** START **

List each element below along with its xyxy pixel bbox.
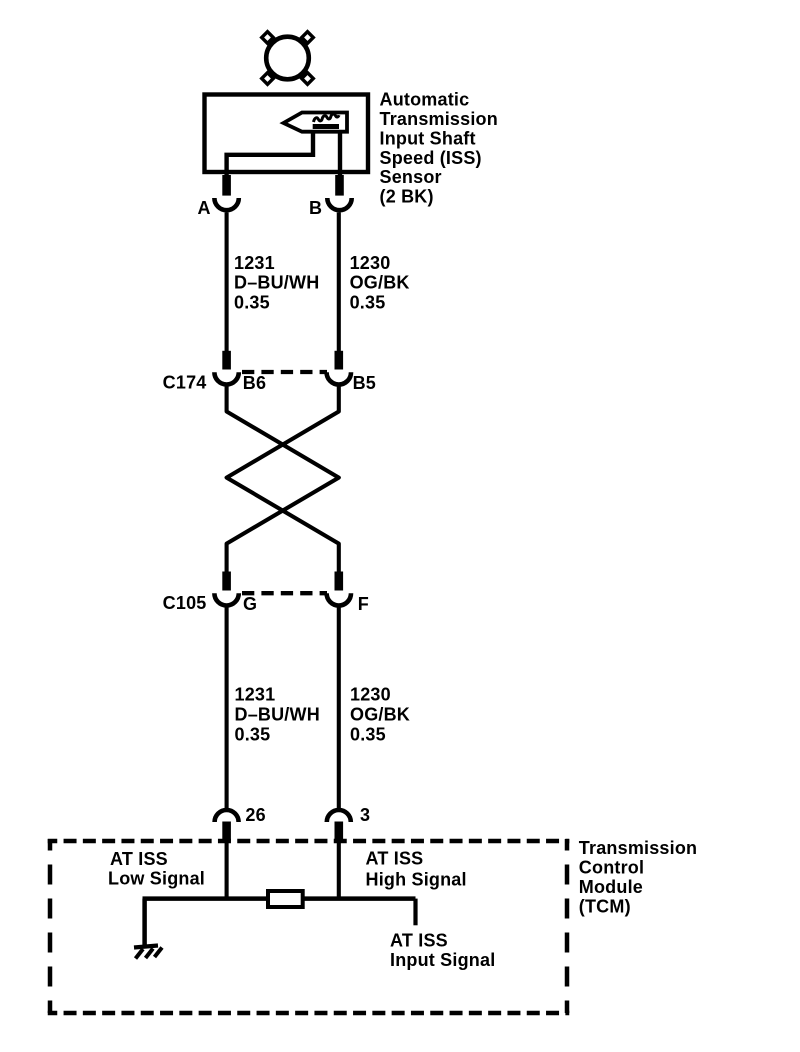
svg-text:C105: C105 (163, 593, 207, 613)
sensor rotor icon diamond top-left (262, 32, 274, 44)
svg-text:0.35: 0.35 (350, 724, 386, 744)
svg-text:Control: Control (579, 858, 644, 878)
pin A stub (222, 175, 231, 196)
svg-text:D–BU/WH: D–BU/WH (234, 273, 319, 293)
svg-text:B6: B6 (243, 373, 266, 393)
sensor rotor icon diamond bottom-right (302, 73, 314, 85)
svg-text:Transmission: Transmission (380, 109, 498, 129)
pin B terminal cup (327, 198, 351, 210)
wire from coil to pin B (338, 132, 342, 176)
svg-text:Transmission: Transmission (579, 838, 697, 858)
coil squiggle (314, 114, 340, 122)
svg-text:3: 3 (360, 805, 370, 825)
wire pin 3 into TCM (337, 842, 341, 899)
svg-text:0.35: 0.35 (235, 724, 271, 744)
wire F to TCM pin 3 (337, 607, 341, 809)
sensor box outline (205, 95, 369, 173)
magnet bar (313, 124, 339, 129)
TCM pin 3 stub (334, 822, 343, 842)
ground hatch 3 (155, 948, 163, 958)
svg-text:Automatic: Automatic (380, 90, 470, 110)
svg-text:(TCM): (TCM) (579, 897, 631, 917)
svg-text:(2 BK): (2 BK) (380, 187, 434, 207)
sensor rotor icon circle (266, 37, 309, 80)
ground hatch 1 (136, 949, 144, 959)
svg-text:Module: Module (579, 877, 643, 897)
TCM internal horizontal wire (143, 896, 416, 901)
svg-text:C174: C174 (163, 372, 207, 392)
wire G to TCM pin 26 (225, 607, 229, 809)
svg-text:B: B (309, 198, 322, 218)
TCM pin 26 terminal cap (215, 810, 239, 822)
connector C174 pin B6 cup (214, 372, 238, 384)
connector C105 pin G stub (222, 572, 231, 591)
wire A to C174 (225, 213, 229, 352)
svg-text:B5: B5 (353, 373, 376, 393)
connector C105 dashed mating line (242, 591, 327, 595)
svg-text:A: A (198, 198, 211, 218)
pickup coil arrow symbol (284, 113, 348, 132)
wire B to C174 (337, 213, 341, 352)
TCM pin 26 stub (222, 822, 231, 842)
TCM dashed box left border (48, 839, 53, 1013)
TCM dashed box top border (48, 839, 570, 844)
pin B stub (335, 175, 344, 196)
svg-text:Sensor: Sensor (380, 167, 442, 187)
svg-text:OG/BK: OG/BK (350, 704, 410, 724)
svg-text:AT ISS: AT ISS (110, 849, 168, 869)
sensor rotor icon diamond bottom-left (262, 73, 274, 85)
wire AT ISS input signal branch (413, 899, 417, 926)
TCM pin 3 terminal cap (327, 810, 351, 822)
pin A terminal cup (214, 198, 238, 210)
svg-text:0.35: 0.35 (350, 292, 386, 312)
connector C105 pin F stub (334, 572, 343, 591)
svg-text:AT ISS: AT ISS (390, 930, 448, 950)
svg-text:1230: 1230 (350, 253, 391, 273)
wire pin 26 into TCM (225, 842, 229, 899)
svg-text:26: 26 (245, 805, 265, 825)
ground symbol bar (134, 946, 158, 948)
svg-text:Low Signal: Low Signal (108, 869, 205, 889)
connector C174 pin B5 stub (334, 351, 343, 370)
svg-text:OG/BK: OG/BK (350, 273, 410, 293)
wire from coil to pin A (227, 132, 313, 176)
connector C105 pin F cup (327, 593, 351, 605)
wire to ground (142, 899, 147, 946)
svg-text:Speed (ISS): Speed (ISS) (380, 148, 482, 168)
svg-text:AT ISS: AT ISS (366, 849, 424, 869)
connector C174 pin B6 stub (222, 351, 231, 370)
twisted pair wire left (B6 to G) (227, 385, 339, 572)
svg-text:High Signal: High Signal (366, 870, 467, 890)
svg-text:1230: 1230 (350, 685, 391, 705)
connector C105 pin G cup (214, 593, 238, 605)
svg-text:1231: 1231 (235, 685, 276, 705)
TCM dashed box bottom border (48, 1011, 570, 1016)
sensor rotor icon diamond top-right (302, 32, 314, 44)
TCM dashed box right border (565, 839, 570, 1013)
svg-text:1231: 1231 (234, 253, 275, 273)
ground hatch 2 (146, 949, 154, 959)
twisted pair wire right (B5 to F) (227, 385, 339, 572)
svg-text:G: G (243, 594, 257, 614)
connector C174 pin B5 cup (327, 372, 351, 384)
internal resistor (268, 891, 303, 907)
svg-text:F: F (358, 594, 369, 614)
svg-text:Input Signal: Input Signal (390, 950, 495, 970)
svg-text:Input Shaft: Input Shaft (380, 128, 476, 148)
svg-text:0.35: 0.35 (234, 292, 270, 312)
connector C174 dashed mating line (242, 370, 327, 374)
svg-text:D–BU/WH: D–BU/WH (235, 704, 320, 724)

** END **

* _Goal_
Change "stub" to "lead" in the material, starting with the line with "svg-text:C105: C105 (163, 593, 207, 613)" and going on through the line with "svg-text:D–BU/WH: D–BU/WH (234, 273, 319, 293)". Give only those lines, with nothing else altered.

* _Solution to this task_
svg-text:C105: C105 (163, 593, 207, 613)
sensor rotor icon diamond top-left (262, 32, 274, 44)
svg-text:0.35: 0.35 (350, 724, 386, 744)
svg-text:Control: Control (579, 858, 644, 878)
pin A lead (222, 175, 231, 196)
svg-text:D–BU/WH: D–BU/WH (234, 273, 319, 293)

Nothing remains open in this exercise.